**EXERCISE INSTRUCTIONS**
Reproduce every one of the following lines without any changes.
------------------------------------
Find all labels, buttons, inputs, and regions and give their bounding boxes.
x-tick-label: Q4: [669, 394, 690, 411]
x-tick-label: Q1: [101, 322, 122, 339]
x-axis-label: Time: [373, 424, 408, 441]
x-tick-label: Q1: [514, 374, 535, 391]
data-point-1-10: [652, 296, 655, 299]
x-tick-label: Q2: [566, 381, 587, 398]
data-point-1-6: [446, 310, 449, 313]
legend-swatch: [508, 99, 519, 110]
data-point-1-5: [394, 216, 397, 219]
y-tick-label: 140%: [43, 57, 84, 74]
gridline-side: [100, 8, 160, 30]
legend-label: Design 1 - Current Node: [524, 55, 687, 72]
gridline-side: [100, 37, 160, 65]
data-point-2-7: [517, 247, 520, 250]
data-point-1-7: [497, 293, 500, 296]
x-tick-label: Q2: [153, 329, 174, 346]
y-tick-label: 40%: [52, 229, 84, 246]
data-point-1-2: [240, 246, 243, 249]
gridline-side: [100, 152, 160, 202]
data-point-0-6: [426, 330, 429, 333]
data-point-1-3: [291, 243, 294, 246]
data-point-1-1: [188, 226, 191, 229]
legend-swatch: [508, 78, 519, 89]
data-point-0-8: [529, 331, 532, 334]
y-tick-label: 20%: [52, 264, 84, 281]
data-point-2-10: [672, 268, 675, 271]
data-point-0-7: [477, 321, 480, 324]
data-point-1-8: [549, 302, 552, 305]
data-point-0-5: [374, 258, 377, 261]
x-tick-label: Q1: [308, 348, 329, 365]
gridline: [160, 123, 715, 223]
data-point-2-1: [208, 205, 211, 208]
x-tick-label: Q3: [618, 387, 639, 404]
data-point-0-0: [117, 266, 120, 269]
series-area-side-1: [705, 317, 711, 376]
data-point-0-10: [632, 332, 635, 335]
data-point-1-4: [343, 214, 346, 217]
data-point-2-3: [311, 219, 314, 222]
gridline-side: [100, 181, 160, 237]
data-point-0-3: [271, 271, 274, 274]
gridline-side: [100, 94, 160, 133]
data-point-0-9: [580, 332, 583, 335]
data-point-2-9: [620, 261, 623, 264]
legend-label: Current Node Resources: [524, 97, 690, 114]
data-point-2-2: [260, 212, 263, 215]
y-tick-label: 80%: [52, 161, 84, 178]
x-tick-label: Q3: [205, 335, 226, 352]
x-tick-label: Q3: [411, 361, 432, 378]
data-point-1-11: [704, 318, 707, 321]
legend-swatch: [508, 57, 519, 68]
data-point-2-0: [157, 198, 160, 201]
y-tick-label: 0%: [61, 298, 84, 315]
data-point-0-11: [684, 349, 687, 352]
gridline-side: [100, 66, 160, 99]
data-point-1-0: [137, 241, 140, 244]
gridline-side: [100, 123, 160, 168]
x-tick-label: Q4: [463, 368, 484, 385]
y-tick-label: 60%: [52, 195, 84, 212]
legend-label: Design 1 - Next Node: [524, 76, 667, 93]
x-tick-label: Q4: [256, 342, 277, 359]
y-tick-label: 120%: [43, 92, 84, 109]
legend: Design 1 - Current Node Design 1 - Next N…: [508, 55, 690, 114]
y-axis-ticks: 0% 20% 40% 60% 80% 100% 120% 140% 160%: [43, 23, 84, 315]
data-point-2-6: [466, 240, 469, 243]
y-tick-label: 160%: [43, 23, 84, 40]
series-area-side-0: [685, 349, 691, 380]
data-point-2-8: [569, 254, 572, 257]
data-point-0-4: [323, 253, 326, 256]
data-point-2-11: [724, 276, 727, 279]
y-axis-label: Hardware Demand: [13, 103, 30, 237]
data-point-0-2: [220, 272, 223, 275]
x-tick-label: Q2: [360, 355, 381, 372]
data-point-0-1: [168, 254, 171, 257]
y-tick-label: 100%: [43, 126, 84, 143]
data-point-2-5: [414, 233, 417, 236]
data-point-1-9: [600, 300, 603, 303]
------------------------------------
**FULL RESPONSE**
Find all labels, buttons, inputs, and regions and give their bounding boxes.
x-tick-label: Q4: [669, 394, 690, 411]
x-tick-label: Q1: [101, 322, 122, 339]
x-axis-label: Time: [373, 424, 408, 441]
x-tick-label: Q1: [514, 374, 535, 391]
data-point-1-10: [652, 296, 655, 299]
x-tick-label: Q2: [566, 381, 587, 398]
data-point-1-6: [446, 310, 449, 313]
legend-swatch: [508, 99, 519, 110]
data-point-1-5: [394, 216, 397, 219]
y-tick-label: 140%: [43, 57, 84, 74]
gridline-side: [100, 8, 160, 30]
legend-label: Design 1 - Current Node: [524, 55, 687, 72]
gridline-side: [100, 37, 160, 65]
data-point-2-7: [517, 247, 520, 250]
data-point-1-7: [497, 293, 500, 296]
x-tick-label: Q2: [153, 329, 174, 346]
y-tick-label: 40%: [52, 229, 84, 246]
data-point-1-2: [240, 246, 243, 249]
gridline-side: [100, 152, 160, 202]
data-point-0-6: [426, 330, 429, 333]
data-point-1-3: [291, 243, 294, 246]
data-point-1-1: [188, 226, 191, 229]
legend-swatch: [508, 78, 519, 89]
data-point-0-8: [529, 331, 532, 334]
y-tick-label: 20%: [52, 264, 84, 281]
data-point-2-10: [672, 268, 675, 271]
data-point-0-7: [477, 321, 480, 324]
data-point-1-8: [549, 302, 552, 305]
data-point-0-5: [374, 258, 377, 261]
x-tick-label: Q1: [308, 348, 329, 365]
gridline: [160, 123, 715, 223]
data-point-2-1: [208, 205, 211, 208]
x-tick-label: Q3: [618, 387, 639, 404]
data-point-0-0: [117, 266, 120, 269]
series-area-side-1: [705, 317, 711, 376]
data-point-0-10: [632, 332, 635, 335]
data-point-1-4: [343, 214, 346, 217]
data-point-2-3: [311, 219, 314, 222]
gridline-side: [100, 181, 160, 237]
data-point-0-3: [271, 271, 274, 274]
gridline-side: [100, 94, 160, 133]
data-point-0-9: [580, 332, 583, 335]
data-point-2-9: [620, 261, 623, 264]
legend-label: Current Node Resources: [524, 97, 690, 114]
data-point-2-2: [260, 212, 263, 215]
y-tick-label: 80%: [52, 161, 84, 178]
x-tick-label: Q3: [205, 335, 226, 352]
x-tick-label: Q3: [411, 361, 432, 378]
data-point-1-11: [704, 318, 707, 321]
legend-swatch: [508, 57, 519, 68]
data-point-2-0: [157, 198, 160, 201]
y-tick-label: 0%: [61, 298, 84, 315]
data-point-0-11: [684, 349, 687, 352]
gridline-side: [100, 66, 160, 99]
data-point-1-0: [137, 241, 140, 244]
gridline-side: [100, 123, 160, 168]
x-tick-label: Q4: [463, 368, 484, 385]
y-tick-label: 60%: [52, 195, 84, 212]
legend-label: Design 1 - Next Node: [524, 76, 667, 93]
x-tick-label: Q4: [256, 342, 277, 359]
y-tick-label: 120%: [43, 92, 84, 109]
legend: Design 1 - Current Node Design 1 - Next N…: [508, 55, 690, 114]
y-axis-ticks: 0% 20% 40% 60% 80% 100% 120% 140% 160%: [43, 23, 84, 315]
data-point-2-6: [466, 240, 469, 243]
y-tick-label: 160%: [43, 23, 84, 40]
series-area-side-0: [685, 349, 691, 380]
data-point-2-8: [569, 254, 572, 257]
data-point-0-4: [323, 253, 326, 256]
data-point-2-11: [724, 276, 727, 279]
y-axis-label: Hardware Demand: [13, 103, 30, 237]
data-point-0-2: [220, 272, 223, 275]
x-tick-label: Q2: [360, 355, 381, 372]
data-point-0-1: [168, 254, 171, 257]
y-tick-label: 100%: [43, 126, 84, 143]
data-point-2-5: [414, 233, 417, 236]
data-point-1-9: [600, 300, 603, 303]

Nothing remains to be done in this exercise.